Request
In the data that follows, count each line holding the string "type"; answer with the number only.

Dataset rows

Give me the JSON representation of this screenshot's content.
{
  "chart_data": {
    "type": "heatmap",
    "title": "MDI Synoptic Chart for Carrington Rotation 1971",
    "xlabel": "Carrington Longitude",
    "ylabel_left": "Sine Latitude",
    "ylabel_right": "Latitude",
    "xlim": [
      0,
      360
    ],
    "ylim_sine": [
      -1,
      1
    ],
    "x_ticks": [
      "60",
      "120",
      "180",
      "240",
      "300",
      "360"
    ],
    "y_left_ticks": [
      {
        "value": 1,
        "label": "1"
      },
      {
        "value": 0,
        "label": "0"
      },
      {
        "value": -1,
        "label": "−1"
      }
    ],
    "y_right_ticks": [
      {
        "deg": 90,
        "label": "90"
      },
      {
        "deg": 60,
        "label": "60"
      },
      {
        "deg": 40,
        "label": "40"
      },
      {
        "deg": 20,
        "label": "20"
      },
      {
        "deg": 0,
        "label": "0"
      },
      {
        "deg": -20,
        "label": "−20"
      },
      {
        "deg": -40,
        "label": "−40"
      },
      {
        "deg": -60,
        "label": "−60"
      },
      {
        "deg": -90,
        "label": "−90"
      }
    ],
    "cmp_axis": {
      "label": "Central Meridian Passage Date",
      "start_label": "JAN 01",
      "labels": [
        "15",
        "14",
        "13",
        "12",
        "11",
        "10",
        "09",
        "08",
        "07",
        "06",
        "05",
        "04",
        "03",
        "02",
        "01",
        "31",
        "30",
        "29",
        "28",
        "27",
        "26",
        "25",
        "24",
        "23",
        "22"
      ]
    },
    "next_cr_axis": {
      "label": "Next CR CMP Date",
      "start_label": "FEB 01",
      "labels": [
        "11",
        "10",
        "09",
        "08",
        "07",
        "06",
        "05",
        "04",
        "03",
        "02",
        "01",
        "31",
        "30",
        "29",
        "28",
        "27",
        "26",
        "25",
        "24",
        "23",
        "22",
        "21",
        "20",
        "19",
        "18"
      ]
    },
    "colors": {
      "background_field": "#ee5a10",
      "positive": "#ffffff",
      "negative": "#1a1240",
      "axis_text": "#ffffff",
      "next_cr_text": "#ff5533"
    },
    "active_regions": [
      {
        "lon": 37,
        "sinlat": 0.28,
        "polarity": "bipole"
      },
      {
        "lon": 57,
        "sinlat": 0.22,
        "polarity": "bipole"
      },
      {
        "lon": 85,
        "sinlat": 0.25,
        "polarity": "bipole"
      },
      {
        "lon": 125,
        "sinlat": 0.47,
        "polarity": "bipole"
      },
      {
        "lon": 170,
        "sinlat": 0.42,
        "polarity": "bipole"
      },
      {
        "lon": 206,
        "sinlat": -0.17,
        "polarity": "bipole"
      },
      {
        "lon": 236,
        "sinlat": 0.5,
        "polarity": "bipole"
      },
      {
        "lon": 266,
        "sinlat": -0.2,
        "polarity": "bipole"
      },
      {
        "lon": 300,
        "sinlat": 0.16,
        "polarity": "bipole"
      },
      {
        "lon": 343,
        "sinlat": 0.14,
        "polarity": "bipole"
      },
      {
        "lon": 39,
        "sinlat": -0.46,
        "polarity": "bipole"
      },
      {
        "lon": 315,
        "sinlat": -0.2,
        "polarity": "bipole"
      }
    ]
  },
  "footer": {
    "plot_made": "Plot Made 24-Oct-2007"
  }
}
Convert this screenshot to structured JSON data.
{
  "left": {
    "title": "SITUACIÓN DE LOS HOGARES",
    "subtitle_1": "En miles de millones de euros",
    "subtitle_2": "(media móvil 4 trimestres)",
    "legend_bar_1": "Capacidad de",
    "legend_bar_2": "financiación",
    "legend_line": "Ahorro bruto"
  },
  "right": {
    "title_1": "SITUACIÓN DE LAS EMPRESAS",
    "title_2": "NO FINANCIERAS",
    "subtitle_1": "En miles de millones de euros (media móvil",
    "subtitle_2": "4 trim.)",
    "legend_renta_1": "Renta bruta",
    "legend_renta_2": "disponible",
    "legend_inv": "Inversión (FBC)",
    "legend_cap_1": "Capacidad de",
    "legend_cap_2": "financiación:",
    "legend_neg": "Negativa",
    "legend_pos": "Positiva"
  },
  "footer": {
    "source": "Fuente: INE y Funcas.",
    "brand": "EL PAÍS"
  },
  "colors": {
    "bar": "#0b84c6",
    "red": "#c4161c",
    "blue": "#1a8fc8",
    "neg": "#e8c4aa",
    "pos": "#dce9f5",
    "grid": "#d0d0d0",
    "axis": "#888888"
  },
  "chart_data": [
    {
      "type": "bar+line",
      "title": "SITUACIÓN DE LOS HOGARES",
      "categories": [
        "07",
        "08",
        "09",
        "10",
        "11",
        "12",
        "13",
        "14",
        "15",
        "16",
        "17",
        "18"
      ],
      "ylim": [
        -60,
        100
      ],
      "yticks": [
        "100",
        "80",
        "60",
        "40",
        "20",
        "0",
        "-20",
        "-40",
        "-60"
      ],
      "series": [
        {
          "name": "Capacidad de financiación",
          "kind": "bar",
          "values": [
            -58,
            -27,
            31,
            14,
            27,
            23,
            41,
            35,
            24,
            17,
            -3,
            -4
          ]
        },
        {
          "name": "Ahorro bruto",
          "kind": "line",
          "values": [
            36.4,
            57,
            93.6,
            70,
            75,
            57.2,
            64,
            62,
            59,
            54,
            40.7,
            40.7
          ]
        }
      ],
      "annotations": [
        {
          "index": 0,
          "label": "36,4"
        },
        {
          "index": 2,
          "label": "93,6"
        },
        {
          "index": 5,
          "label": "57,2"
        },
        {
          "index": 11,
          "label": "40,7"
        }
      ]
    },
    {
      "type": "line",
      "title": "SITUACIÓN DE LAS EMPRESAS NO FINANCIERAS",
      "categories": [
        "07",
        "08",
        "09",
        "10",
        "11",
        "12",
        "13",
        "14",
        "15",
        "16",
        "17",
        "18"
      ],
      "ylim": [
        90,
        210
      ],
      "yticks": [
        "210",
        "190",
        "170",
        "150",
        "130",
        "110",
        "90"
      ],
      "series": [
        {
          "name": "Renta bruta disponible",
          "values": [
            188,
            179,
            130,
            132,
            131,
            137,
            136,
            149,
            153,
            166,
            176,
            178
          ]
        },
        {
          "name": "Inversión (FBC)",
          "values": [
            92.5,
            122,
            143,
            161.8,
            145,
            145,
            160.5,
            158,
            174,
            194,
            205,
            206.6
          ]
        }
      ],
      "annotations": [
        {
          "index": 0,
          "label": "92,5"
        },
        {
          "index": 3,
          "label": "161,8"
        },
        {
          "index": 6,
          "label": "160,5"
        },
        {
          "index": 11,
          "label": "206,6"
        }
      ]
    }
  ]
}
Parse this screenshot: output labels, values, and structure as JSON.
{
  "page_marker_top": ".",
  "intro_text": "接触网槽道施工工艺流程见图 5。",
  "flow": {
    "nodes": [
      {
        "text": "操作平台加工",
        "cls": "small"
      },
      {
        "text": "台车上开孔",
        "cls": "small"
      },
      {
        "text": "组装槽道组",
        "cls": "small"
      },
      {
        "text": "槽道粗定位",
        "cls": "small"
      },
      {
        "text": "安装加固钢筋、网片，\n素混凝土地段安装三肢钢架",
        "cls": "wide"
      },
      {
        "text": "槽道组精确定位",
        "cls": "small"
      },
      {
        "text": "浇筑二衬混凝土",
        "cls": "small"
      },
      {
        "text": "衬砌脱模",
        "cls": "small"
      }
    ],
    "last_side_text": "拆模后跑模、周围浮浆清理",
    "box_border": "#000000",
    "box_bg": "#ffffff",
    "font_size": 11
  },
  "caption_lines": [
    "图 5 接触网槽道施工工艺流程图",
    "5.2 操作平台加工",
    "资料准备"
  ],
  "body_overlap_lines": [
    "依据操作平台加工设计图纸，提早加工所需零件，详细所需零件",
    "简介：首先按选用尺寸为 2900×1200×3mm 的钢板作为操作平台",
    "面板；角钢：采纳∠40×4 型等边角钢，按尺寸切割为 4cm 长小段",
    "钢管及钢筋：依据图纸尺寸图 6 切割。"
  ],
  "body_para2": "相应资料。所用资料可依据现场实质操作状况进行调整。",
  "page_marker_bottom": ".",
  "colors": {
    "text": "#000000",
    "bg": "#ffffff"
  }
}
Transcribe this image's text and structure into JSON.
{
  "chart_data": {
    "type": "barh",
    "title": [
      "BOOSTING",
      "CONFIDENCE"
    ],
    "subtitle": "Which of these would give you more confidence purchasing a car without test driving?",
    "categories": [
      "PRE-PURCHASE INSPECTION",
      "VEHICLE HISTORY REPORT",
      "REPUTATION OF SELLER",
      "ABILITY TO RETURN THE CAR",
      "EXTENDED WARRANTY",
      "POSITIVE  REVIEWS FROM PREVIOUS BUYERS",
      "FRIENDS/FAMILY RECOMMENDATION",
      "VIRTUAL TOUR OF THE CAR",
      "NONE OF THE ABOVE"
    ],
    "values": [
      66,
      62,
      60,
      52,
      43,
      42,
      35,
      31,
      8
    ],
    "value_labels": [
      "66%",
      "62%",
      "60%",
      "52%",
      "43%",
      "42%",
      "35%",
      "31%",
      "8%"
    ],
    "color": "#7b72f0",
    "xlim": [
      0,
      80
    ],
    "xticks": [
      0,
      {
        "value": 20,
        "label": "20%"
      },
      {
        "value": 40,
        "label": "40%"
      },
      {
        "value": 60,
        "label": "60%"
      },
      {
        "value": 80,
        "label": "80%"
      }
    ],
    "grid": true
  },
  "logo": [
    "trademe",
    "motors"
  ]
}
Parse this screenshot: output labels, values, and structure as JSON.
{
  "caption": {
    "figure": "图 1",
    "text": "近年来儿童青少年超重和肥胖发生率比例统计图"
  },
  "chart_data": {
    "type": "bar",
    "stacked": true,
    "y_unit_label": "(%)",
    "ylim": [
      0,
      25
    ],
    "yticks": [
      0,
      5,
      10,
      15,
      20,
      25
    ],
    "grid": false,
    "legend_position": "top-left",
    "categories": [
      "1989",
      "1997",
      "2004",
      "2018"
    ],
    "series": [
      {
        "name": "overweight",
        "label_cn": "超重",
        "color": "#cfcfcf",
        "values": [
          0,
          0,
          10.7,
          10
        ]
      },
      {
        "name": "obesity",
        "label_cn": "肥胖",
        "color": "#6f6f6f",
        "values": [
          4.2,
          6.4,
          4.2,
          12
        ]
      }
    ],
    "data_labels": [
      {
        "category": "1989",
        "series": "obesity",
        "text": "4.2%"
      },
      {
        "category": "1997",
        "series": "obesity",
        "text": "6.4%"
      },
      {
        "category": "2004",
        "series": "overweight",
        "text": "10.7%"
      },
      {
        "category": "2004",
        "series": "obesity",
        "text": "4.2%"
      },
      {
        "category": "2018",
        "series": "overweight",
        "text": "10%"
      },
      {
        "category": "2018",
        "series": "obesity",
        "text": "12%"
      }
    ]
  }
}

Task solution
5